Drop every picture, then transcribe the remaining data exactly.

ENTRIES
------------

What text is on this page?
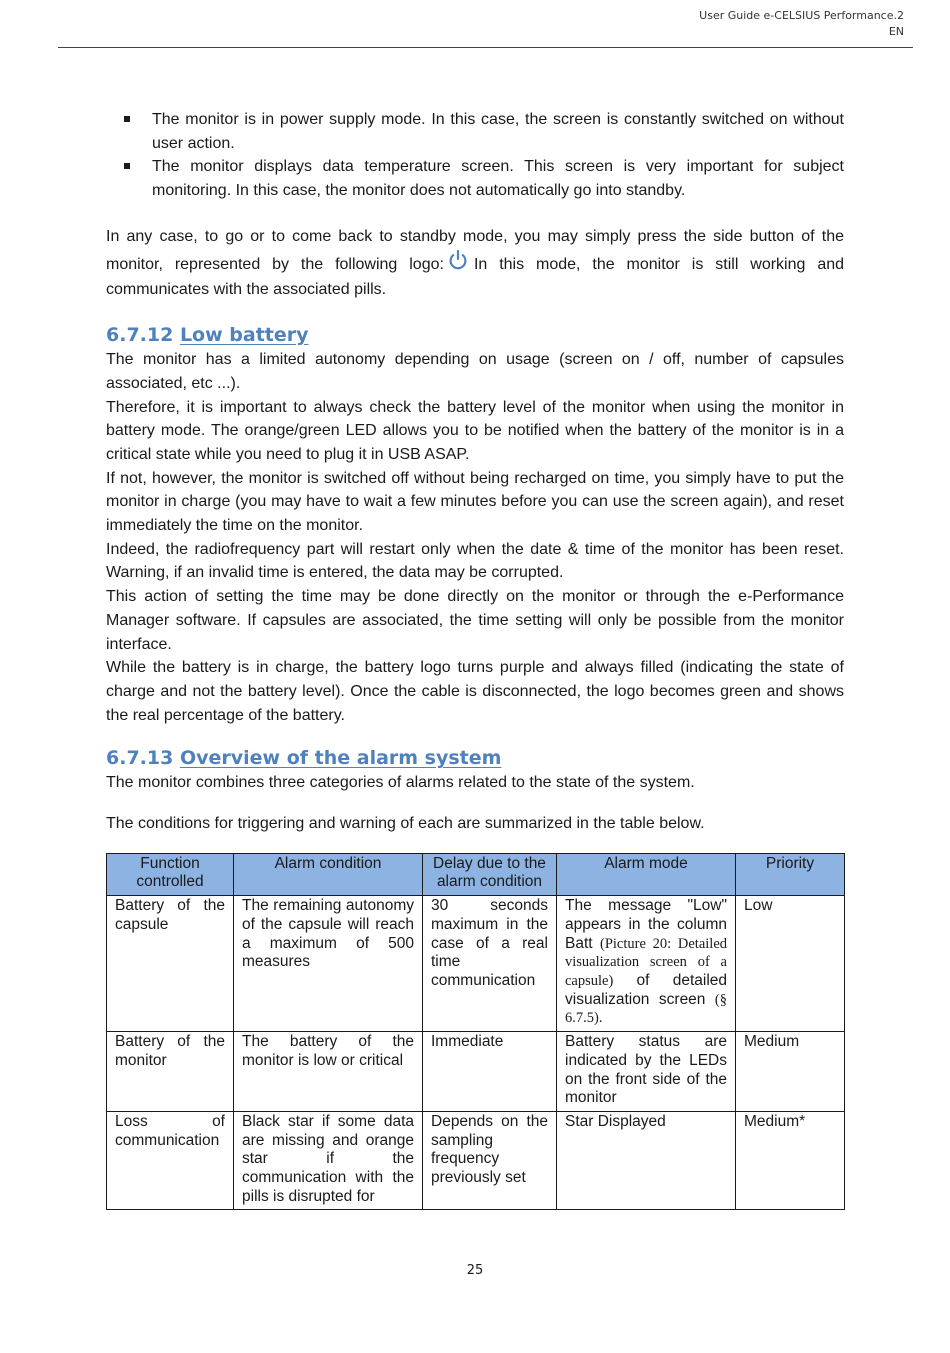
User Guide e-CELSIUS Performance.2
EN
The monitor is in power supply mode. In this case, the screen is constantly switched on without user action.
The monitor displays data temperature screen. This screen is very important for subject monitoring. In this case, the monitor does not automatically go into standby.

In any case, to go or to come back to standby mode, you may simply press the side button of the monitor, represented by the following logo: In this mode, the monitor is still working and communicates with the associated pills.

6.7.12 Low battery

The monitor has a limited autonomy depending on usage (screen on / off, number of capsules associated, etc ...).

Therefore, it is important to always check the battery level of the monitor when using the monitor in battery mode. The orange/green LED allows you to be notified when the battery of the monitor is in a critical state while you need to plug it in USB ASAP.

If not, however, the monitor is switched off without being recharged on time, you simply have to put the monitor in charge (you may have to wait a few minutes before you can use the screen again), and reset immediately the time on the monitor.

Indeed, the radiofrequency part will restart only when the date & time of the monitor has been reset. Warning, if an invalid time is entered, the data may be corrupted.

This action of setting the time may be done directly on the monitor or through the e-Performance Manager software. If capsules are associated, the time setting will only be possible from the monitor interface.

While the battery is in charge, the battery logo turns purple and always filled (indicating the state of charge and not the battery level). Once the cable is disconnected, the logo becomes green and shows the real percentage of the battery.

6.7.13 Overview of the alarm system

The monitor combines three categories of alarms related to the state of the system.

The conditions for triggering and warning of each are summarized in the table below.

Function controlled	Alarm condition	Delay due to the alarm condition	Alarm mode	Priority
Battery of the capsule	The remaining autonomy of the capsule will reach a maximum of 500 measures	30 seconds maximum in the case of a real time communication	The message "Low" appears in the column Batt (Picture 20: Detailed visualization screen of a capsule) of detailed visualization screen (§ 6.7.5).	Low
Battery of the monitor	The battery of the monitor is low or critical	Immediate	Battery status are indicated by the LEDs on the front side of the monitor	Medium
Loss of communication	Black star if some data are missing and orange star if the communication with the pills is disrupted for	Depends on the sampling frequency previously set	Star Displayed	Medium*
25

------------

FULL ANSWER
What text is on this page?
User Guide e-CELSIUS Performance.2
EN
The monitor is in power supply mode. In this case, the screen is constantly switched on without user action.
The monitor displays data temperature screen. This screen is very important for subject monitoring. In this case, the monitor does not automatically go into standby.

In any case, to go or to come back to standby mode, you may simply press the side button of the monitor, represented by the following logo: In this mode, the monitor is still working and communicates with the associated pills.

6.7.12 Low battery

The monitor has a limited autonomy depending on usage (screen on / off, number of capsules associated, etc ...).

Therefore, it is important to always check the battery level of the monitor when using the monitor in battery mode. The orange/green LED allows you to be notified when the battery of the monitor is in a critical state while you need to plug it in USB ASAP.

If not, however, the monitor is switched off without being recharged on time, you simply have to put the monitor in charge (you may have to wait a few minutes before you can use the screen again), and reset immediately the time on the monitor.

Indeed, the radiofrequency part will restart only when the date & time of the monitor has been reset. Warning, if an invalid time is entered, the data may be corrupted.

This action of setting the time may be done directly on the monitor or through the e-Performance Manager software. If capsules are associated, the time setting will only be possible from the monitor interface.

While the battery is in charge, the battery logo turns purple and always filled (indicating the state of charge and not the battery level). Once the cable is disconnected, the logo becomes green and shows the real percentage of the battery.

6.7.13 Overview of the alarm system

The monitor combines three categories of alarms related to the state of the system.

The conditions for triggering and warning of each are summarized in the table below.

Function controlled	Alarm condition	Delay due to the alarm condition	Alarm mode	Priority
Battery of the capsule	The remaining autonomy of the capsule will reach a maximum of 500 measures	30 seconds maximum in the case of a real time communication	The message "Low" appears in the column Batt (Picture 20: Detailed visualization screen of a capsule) of detailed visualization screen (§ 6.7.5).	Low
Battery of the monitor	The battery of the monitor is low or critical	Immediate	Battery status are indicated by the LEDs on the front side of the monitor	Medium
Loss of communication	Black star if some data are missing and orange star if the communication with the pills is disrupted for	Depends on the sampling frequency previously set	Star Displayed	Medium*
25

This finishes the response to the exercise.